--- Records from a collection ---
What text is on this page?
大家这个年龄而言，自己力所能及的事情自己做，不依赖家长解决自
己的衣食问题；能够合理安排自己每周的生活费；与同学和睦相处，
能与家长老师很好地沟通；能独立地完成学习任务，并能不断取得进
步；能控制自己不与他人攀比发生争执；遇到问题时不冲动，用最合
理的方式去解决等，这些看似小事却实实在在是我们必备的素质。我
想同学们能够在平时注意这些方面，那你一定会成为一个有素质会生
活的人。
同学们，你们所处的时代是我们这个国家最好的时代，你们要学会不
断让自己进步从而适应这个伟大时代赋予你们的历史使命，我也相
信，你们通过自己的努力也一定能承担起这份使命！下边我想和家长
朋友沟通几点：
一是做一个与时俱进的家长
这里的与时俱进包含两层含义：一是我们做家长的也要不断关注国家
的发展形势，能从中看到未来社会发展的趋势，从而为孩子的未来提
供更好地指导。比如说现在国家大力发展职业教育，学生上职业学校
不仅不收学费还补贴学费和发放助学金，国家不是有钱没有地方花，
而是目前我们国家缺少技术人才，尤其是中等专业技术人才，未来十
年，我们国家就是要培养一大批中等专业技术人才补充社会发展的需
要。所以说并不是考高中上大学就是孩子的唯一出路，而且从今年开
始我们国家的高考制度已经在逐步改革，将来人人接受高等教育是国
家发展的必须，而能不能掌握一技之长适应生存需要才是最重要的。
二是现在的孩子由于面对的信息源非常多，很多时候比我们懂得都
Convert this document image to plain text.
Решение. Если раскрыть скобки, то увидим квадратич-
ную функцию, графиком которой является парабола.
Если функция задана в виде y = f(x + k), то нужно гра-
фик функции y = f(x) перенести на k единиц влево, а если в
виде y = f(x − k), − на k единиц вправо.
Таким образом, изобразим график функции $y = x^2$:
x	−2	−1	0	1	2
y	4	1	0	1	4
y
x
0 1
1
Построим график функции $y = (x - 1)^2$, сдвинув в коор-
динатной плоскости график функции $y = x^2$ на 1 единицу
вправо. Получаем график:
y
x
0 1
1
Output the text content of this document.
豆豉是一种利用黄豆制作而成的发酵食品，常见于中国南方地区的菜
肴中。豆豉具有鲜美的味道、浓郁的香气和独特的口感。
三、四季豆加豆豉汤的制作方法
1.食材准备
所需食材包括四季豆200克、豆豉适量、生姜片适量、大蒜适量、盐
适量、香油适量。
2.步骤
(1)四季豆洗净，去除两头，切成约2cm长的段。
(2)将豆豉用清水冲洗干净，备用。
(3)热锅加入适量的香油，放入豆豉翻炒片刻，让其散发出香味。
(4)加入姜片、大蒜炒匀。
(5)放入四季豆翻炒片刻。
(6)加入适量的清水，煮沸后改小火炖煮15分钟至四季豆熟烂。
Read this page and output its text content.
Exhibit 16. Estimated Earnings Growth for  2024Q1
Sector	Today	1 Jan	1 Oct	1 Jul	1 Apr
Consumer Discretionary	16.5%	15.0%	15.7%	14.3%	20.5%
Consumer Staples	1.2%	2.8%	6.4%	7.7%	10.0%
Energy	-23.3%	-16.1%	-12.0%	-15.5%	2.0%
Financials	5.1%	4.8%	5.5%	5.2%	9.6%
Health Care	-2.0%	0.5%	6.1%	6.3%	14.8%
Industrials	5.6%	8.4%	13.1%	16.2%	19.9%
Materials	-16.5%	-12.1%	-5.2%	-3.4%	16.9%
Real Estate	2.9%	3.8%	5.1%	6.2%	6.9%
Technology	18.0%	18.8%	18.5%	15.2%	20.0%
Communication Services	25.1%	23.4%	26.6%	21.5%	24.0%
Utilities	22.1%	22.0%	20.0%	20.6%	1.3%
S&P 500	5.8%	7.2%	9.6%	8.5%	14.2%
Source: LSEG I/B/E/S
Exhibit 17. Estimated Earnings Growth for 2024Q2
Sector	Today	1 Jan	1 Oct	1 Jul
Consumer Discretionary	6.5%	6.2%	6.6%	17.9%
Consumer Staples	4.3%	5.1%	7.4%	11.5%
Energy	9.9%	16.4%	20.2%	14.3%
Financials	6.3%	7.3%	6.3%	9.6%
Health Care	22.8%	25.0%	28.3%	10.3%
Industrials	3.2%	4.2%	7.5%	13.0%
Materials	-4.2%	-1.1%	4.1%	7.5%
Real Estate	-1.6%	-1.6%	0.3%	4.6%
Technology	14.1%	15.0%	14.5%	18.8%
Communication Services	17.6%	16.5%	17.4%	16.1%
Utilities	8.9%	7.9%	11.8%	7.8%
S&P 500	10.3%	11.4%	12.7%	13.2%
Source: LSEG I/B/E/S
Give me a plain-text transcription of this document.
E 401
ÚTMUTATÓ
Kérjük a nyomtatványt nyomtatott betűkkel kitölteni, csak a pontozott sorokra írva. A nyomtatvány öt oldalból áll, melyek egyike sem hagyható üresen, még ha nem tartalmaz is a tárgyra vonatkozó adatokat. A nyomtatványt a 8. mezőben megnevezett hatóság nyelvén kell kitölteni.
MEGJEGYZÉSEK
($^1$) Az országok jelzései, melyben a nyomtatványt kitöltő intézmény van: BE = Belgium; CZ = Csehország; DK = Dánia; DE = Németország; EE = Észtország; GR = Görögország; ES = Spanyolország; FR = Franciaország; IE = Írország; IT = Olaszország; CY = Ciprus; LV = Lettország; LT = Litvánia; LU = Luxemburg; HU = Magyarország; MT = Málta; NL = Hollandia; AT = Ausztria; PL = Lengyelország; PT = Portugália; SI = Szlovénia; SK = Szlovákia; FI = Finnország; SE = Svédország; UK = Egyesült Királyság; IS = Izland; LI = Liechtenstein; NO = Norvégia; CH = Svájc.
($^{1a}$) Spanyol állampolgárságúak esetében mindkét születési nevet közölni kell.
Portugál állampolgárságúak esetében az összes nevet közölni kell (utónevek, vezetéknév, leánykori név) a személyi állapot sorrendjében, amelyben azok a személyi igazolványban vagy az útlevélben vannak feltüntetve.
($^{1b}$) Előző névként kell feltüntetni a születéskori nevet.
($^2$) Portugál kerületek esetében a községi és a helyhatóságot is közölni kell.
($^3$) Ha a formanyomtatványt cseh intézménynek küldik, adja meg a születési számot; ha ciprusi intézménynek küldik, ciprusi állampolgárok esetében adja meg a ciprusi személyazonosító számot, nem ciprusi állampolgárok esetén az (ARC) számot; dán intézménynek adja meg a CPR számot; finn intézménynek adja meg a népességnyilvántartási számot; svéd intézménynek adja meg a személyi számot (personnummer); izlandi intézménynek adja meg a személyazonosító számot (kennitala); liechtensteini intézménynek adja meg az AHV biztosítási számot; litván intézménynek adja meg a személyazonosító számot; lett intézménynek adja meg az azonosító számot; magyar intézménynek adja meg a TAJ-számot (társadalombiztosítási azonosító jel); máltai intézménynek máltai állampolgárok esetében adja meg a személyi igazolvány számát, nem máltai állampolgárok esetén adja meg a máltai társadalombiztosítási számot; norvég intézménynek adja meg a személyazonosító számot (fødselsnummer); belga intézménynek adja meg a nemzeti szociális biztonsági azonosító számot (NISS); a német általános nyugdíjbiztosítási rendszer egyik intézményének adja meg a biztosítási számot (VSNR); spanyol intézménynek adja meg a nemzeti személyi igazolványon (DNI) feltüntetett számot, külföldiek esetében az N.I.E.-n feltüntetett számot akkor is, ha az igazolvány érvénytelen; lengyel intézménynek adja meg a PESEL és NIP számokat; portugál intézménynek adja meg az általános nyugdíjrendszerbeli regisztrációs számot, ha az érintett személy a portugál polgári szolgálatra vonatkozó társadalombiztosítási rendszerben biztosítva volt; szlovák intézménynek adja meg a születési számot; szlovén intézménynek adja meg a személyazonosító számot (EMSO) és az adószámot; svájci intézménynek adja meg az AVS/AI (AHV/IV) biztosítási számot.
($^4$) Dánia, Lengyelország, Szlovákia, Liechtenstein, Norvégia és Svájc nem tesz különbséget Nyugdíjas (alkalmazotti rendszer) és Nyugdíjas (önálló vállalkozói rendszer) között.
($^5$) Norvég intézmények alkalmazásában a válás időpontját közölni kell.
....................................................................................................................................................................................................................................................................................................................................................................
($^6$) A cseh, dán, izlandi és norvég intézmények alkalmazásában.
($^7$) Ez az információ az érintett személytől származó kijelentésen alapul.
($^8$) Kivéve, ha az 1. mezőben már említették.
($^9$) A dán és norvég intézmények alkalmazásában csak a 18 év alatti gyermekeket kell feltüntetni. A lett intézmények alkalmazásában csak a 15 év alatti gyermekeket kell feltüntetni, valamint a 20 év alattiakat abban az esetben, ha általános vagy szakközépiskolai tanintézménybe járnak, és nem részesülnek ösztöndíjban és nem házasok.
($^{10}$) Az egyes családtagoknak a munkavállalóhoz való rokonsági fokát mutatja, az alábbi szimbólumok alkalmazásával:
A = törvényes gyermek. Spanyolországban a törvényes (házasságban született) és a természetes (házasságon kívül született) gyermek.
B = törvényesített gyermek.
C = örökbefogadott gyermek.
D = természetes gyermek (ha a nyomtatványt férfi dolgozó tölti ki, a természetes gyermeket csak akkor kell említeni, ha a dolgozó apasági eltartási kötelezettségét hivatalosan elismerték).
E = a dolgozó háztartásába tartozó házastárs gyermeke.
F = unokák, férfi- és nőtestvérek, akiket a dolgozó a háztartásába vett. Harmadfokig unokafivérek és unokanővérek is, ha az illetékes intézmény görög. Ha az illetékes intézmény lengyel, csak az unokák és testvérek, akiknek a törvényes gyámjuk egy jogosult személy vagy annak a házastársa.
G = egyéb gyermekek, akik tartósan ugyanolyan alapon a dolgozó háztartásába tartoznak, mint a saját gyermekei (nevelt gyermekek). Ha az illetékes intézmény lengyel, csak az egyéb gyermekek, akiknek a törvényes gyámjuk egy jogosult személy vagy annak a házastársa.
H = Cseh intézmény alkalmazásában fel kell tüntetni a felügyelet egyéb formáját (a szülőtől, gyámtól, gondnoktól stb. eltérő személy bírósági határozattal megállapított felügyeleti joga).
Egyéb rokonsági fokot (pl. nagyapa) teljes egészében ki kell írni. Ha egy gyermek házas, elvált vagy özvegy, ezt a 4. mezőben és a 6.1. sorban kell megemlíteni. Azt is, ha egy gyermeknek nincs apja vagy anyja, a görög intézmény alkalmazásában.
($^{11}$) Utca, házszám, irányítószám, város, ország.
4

--- Goal of the exercise ---
Copy every line that includes the string "content" from the material above.

--- Correct answer ---
Output the text content of this document.
Read this page and output its text content.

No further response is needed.